=== Recorded information ===
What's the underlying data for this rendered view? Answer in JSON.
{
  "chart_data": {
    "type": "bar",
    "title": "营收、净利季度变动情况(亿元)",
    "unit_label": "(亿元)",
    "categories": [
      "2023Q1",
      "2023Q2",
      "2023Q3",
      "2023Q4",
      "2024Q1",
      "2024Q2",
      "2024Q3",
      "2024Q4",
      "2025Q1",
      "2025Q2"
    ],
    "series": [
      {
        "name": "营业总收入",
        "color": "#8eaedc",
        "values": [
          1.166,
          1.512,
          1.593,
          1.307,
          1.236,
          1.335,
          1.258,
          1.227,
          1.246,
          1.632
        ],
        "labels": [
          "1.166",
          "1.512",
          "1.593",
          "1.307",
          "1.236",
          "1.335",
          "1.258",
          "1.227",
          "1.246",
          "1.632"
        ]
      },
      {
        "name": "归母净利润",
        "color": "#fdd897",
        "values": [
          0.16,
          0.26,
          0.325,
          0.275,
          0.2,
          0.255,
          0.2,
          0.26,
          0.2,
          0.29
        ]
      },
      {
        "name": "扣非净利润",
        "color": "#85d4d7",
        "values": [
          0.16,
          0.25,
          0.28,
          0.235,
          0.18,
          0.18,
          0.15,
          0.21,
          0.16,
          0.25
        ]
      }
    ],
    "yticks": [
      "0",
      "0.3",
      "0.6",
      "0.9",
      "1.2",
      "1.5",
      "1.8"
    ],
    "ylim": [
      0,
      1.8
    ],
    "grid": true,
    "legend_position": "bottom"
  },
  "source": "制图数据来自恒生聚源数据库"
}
===
All of the material must be reproduced exactly.

What's the underlying data for this rendered view? Answer in JSON.
{
  "chart_data": {
    "type": "bar",
    "title": "营收、净利季度变动情况(亿元)",
    "unit_label": "(亿元)",
    "categories": [
      "2023Q1",
      "2023Q2",
      "2023Q3",
      "2023Q4",
      "2024Q1",
      "2024Q2",
      "2024Q3",
      "2024Q4",
      "2025Q1",
      "2025Q2"
    ],
    "series": [
      {
        "name": "营业总收入",
        "color": "#8eaedc",
        "values": [
          1.166,
          1.512,
          1.593,
          1.307,
          1.236,
          1.335,
          1.258,
          1.227,
          1.246,
          1.632
        ],
        "labels": [
          "1.166",
          "1.512",
          "1.593",
          "1.307",
          "1.236",
          "1.335",
          "1.258",
          "1.227",
          "1.246",
          "1.632"
        ]
      },
      {
        "name": "归母净利润",
        "color": "#fdd897",
        "values": [
          0.16,
          0.26,
          0.325,
          0.275,
          0.2,
          0.255,
          0.2,
          0.26,
          0.2,
          0.29
        ]
      },
      {
        "name": "扣非净利润",
        "color": "#85d4d7",
        "values": [
          0.16,
          0.25,
          0.28,
          0.235,
          0.18,
          0.18,
          0.15,
          0.21,
          0.16,
          0.25
        ]
      }
    ],
    "yticks": [
      "0",
      "0.3",
      "0.6",
      "0.9",
      "1.2",
      "1.5",
      "1.8"
    ],
    "ylim": [
      0,
      1.8
    ],
    "grid": true,
    "legend_position": "bottom"
  },
  "source": "制图数据来自恒生聚源数据库"
}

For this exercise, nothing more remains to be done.